WHAT TO PRODUCE :: Please quote the material exactly, every line of it.

______

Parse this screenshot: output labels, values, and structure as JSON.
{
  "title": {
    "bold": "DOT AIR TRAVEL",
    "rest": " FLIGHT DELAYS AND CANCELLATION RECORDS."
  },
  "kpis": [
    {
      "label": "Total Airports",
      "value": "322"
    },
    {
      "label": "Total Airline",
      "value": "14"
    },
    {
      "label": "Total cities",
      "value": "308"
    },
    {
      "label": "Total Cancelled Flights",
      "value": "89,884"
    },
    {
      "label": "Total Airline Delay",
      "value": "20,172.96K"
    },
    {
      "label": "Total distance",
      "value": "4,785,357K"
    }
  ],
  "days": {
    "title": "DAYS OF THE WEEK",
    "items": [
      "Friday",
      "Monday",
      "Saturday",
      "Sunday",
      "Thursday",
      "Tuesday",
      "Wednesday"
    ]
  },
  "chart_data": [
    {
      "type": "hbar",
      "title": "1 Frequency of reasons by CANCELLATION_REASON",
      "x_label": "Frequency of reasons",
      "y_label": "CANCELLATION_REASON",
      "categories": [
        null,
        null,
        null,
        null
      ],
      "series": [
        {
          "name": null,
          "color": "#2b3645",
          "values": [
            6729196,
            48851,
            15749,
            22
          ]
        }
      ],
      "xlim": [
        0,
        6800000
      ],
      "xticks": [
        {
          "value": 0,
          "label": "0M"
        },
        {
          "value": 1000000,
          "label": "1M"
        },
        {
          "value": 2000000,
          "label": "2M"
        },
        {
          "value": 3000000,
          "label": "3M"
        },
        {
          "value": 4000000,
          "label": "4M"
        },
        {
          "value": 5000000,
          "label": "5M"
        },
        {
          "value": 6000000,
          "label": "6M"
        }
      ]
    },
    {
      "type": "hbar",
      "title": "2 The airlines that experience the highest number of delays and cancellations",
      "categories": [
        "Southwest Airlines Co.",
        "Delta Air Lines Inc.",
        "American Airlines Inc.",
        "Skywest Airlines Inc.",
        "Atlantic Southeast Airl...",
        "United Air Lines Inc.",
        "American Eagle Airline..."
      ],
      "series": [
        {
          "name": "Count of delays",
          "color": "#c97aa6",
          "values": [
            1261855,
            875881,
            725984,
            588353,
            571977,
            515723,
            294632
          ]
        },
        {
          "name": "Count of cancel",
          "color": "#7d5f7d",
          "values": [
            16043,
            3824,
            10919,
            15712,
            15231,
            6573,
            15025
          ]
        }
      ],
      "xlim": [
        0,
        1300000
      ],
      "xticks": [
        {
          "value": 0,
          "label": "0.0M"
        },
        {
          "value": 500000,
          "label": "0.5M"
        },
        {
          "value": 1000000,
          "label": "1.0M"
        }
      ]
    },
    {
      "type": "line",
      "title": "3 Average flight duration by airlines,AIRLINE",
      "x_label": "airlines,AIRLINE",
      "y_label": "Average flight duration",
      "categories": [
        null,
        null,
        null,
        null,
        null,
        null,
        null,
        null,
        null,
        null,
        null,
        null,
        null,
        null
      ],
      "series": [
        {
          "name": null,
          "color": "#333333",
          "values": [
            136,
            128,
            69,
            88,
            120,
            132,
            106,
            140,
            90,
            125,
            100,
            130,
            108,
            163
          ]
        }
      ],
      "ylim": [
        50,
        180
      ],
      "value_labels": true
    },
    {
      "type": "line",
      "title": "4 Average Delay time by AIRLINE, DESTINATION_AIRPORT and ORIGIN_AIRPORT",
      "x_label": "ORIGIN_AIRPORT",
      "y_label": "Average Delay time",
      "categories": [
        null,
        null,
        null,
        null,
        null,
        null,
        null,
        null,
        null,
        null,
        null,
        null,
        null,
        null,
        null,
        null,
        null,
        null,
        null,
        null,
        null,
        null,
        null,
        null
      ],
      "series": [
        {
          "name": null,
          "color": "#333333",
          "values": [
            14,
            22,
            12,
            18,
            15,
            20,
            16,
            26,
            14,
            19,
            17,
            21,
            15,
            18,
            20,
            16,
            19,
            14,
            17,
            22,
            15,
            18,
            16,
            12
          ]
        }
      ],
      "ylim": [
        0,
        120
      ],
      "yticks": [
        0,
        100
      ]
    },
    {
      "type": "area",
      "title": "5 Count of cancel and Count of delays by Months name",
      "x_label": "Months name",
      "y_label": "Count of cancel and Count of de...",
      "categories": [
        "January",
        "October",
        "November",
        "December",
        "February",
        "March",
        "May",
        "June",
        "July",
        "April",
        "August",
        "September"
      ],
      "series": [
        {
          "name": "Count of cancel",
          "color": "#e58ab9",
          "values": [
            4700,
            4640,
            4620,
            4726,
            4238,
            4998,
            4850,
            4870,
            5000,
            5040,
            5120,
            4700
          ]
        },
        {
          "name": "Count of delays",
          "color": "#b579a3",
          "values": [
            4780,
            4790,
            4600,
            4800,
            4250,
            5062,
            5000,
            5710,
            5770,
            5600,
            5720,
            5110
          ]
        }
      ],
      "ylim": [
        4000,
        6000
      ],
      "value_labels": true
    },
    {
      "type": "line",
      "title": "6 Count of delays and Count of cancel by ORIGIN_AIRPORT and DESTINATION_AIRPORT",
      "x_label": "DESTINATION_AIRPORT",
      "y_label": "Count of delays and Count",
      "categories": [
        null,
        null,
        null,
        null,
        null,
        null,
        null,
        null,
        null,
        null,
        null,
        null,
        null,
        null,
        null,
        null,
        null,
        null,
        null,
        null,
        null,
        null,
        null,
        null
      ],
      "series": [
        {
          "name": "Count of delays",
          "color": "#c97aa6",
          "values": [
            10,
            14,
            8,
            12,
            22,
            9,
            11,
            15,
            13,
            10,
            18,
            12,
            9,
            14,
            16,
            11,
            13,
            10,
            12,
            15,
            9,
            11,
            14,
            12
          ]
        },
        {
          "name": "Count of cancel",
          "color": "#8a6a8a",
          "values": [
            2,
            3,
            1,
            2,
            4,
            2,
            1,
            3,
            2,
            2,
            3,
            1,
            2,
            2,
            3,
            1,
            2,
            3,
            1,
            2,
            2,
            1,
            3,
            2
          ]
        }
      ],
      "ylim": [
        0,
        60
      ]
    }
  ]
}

______

THE SOLUTION ::
Parse this screenshot: output labels, values, and structure as JSON.
{
  "title": {
    "bold": "DOT AIR TRAVEL",
    "rest": " FLIGHT DELAYS AND CANCELLATION RECORDS."
  },
  "kpis": [
    {
      "label": "Total Airports",
      "value": "322"
    },
    {
      "label": "Total Airline",
      "value": "14"
    },
    {
      "label": "Total cities",
      "value": "308"
    },
    {
      "label": "Total Cancelled Flights",
      "value": "89,884"
    },
    {
      "label": "Total Airline Delay",
      "value": "20,172.96K"
    },
    {
      "label": "Total distance",
      "value": "4,785,357K"
    }
  ],
  "days": {
    "title": "DAYS OF THE WEEK",
    "items": [
      "Friday",
      "Monday",
      "Saturday",
      "Sunday",
      "Thursday",
      "Tuesday",
      "Wednesday"
    ]
  },
  "chart_data": [
    {
      "type": "hbar",
      "title": "1 Frequency of reasons by CANCELLATION_REASON",
      "x_label": "Frequency of reasons",
      "y_label": "CANCELLATION_REASON",
      "categories": [
        null,
        null,
        null,
        null
      ],
      "series": [
        {
          "name": null,
          "color": "#2b3645",
          "values": [
            6729196,
            48851,
            15749,
            22
          ]
        }
      ],
      "xlim": [
        0,
        6800000
      ],
      "xticks": [
        {
          "value": 0,
          "label": "0M"
        },
        {
          "value": 1000000,
          "label": "1M"
        },
        {
          "value": 2000000,
          "label": "2M"
        },
        {
          "value": 3000000,
          "label": "3M"
        },
        {
          "value": 4000000,
          "label": "4M"
        },
        {
          "value": 5000000,
          "label": "5M"
        },
        {
          "value": 6000000,
          "label": "6M"
        }
      ]
    },
    {
      "type": "hbar",
      "title": "2 The airlines that experience the highest number of delays and cancellations",
      "categories": [
        "Southwest Airlines Co.",
        "Delta Air Lines Inc.",
        "American Airlines Inc.",
        "Skywest Airlines Inc.",
        "Atlantic Southeast Airl...",
        "United Air Lines Inc.",
        "American Eagle Airline..."
      ],
      "series": [
        {
          "name": "Count of delays",
          "color": "#c97aa6",
          "values": [
            1261855,
            875881,
            725984,
            588353,
            571977,
            515723,
            294632
          ]
        },
        {
          "name": "Count of cancel",
          "color": "#7d5f7d",
          "values": [
            16043,
            3824,
            10919,
            15712,
            15231,
            6573,
            15025
          ]
        }
      ],
      "xlim": [
        0,
        1300000
      ],
      "xticks": [
        {
          "value": 0,
          "label": "0.0M"
        },
        {
          "value": 500000,
          "label": "0.5M"
        },
        {
          "value": 1000000,
          "label": "1.0M"
        }
      ]
    },
    {
      "type": "line",
      "title": "3 Average flight duration by airlines,AIRLINE",
      "x_label": "airlines,AIRLINE",
      "y_label": "Average flight duration",
      "categories": [
        null,
        null,
        null,
        null,
        null,
        null,
        null,
        null,
        null,
        null,
        null,
        null,
        null,
        null
      ],
      "series": [
        {
          "name": null,
          "color": "#333333",
          "values": [
            136,
            128,
            69,
            88,
            120,
            132,
            106,
            140,
            90,
            125,
            100,
            130,
            108,
            163
          ]
        }
      ],
      "ylim": [
        50,
        180
      ],
      "value_labels": true
    },
    {
      "type": "line",
      "title": "4 Average Delay time by AIRLINE, DESTINATION_AIRPORT and ORIGIN_AIRPORT",
      "x_label": "ORIGIN_AIRPORT",
      "y_label": "Average Delay time",
      "categories": [
        null,
        null,
        null,
        null,
        null,
        null,
        null,
        null,
        null,
        null,
        null,
        null,
        null,
        null,
        null,
        null,
        null,
        null,
        null,
        null,
        null,
        null,
        null,
        null
      ],
      "series": [
        {
          "name": null,
          "color": "#333333",
          "values": [
            14,
            22,
            12,
            18,
            15,
            20,
            16,
            26,
            14,
            19,
            17,
            21,
            15,
            18,
            20,
            16,
            19,
            14,
            17,
            22,
            15,
            18,
            16,
            12
          ]
        }
      ],
      "ylim": [
        0,
        120
      ],
      "yticks": [
        0,
        100
      ]
    },
    {
      "type": "area",
      "title": "5 Count of cancel and Count of delays by Months name",
      "x_label": "Months name",
      "y_label": "Count of cancel and Count of de...",
      "categories": [
        "January",
        "October",
        "November",
        "December",
        "February",
        "March",
        "May",
        "June",
        "July",
        "April",
        "August",
        "September"
      ],
      "series": [
        {
          "name": "Count of cancel",
          "color": "#e58ab9",
          "values": [
            4700,
            4640,
            4620,
            4726,
            4238,
            4998,
            4850,
            4870,
            5000,
            5040,
            5120,
            4700
          ]
        },
        {
          "name": "Count of delays",
          "color": "#b579a3",
          "values": [
            4780,
            4790,
            4600,
            4800,
            4250,
            5062,
            5000,
            5710,
            5770,
            5600,
            5720,
            5110
          ]
        }
      ],
      "ylim": [
        4000,
        6000
      ],
      "value_labels": true
    },
    {
      "type": "line",
      "title": "6 Count of delays and Count of cancel by ORIGIN_AIRPORT and DESTINATION_AIRPORT",
      "x_label": "DESTINATION_AIRPORT",
      "y_label": "Count of delays and Count",
      "categories": [
        null,
        null,
        null,
        null,
        null,
        null,
        null,
        null,
        null,
        null,
        null,
        null,
        null,
        null,
        null,
        null,
        null,
        null,
        null,
        null,
        null,
        null,
        null,
        null
      ],
      "series": [
        {
          "name": "Count of delays",
          "color": "#c97aa6",
          "values": [
            10,
            14,
            8,
            12,
            22,
            9,
            11,
            15,
            13,
            10,
            18,
            12,
            9,
            14,
            16,
            11,
            13,
            10,
            12,
            15,
            9,
            11,
            14,
            12
          ]
        },
        {
          "name": "Count of cancel",
          "color": "#8a6a8a",
          "values": [
            2,
            3,
            1,
            2,
            4,
            2,
            1,
            3,
            2,
            2,
            3,
            1,
            2,
            2,
            3,
            1,
            2,
            3,
            1,
            2,
            2,
            1,
            3,
            2
          ]
        }
      ],
      "ylim": [
        0,
        60
      ]
    }
  ]
}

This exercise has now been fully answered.